→ **Objective**
Go through the entries one line at a time, and gather every line that has the word "production".

>> BEGIN

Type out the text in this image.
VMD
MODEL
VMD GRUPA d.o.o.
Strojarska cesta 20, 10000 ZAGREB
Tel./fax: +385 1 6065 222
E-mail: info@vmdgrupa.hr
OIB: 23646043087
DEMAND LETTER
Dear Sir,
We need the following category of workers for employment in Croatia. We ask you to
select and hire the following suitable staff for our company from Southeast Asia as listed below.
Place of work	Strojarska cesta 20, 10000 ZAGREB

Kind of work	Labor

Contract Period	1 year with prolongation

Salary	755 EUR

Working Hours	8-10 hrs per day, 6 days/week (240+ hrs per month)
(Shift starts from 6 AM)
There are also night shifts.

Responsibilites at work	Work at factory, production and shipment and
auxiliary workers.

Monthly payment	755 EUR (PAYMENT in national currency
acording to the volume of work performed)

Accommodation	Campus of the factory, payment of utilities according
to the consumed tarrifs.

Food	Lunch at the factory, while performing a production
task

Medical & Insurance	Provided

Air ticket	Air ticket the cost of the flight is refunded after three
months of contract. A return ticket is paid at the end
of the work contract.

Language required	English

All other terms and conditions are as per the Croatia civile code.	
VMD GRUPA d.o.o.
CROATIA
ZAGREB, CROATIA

>> END

→ **Output for this exercise**
Responsibilites at work	Work at factory, production and shipment and
Food	Lunch at the factory, while performing a production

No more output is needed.